→ **Stored records**:
◆ ◆ ◆ ◆

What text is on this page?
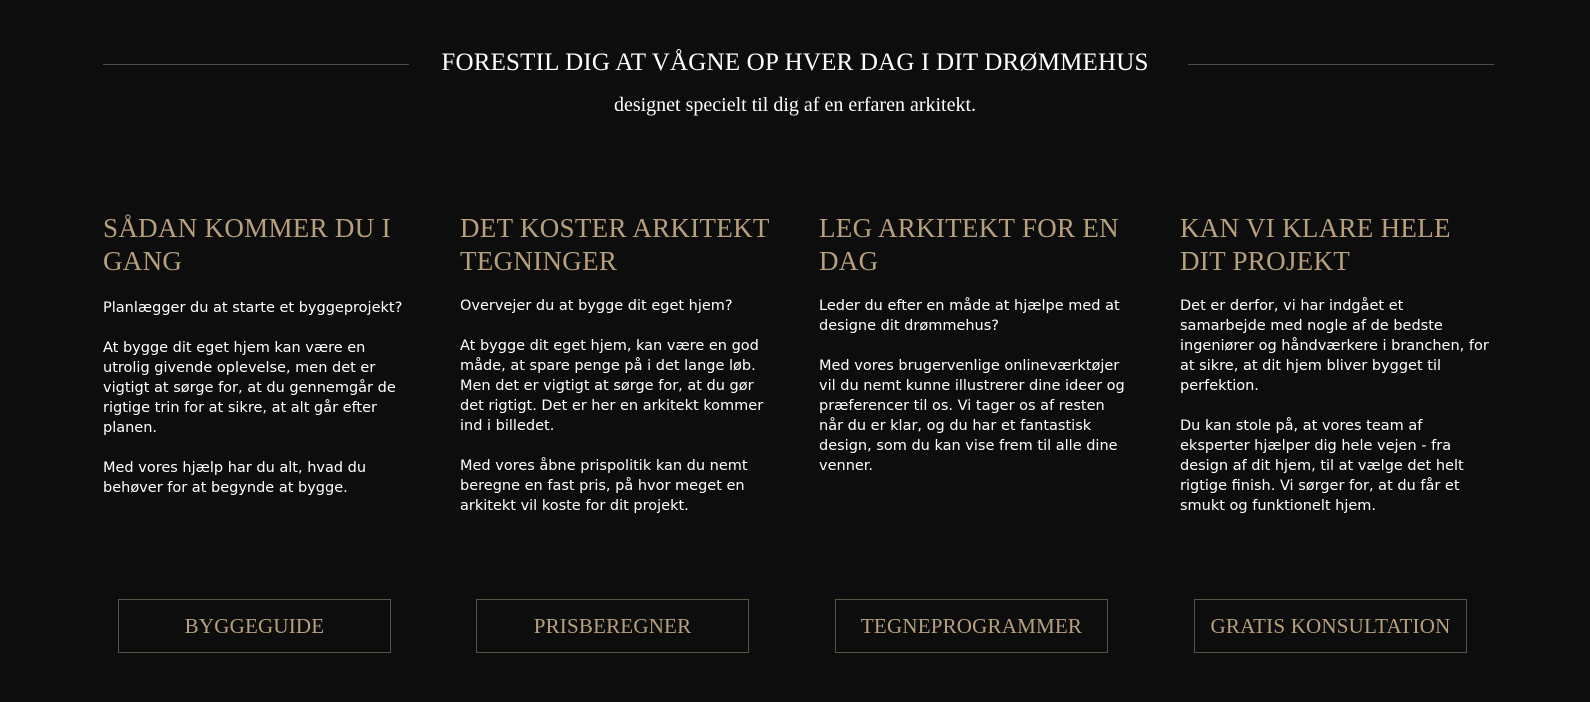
FORESTIL DIG AT VÅGNE OP HVER DAG I DIT DRØMMEHUS

designet specielt til dig af en erfaren arkitekt.

SÅDAN KOMMER DU I GANG

Planlægger du at starte et byggeprojekt?

At bygge dit eget hjem kan være en utrolig givende oplevelse, men det er vigtigt at sørge for, at du gennemgår de rigtige trin for at sikre, at alt går efter planen.

Med vores hjælp har du alt, hvad du behøver for at begynde at bygge.

DET KOSTER ARKITEKT TEGNINGER

Overvejer du at bygge dit eget hjem?

At bygge dit eget hjem, kan være en god måde, at spare penge på i det lange løb. Men det er vigtigt at sørge for, at du gør det rigtigt. Det er her en arkitekt kommer ind i billedet.

Med vores åbne prispolitik kan du nemt beregne en fast pris, på hvor meget en arkitekt vil koste for dit projekt.

LEG ARKITEKT FOR EN DAG

Leder du efter en måde at hjælpe med at designe dit drømmehus?

Med vores brugervenlige onlineværktøjer vil du nemt kunne illustrerer dine ideer og præferencer til os. Vi tager os af resten når du er klar, og du har et fantastisk design, som du kan vise frem til alle dine venner.

KAN VI KLARE HELE DIT PROJEKT

Det er derfor, vi har indgået et samarbejde med nogle af de bedste ingeniører og håndværkere i branchen, for at sikre, at dit hjem bliver bygget til perfektion.

Du kan stole på, at vores team af eksperter hjælper dig hele vejen - fra design af dit hjem, til at vælge det helt rigtige finish. Vi sørger for, at du får et smukt og funktionelt hjem.

BYGGEGUIDE	PRISBEREGNER	TEGNEPROGRAMMER	GRATIS KONSULTATION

◆ ◆ ◆ ◆

→ **Exercise task**:
Scan the material above. Return every line containing the string "sikre".

→ **Finished answer**:
At bygge dit eget hjem kan være en utrolig givende oplevelse, men det er vigtigt at sørge for, at du gennemgår de rigtige trin for at sikre, at alt går efter planen.
Det er derfor, vi har indgået et samarbejde med nogle af de bedste ingeniører og håndværkere i branchen, for at sikre, at dit hjem bliver bygget til perfektion.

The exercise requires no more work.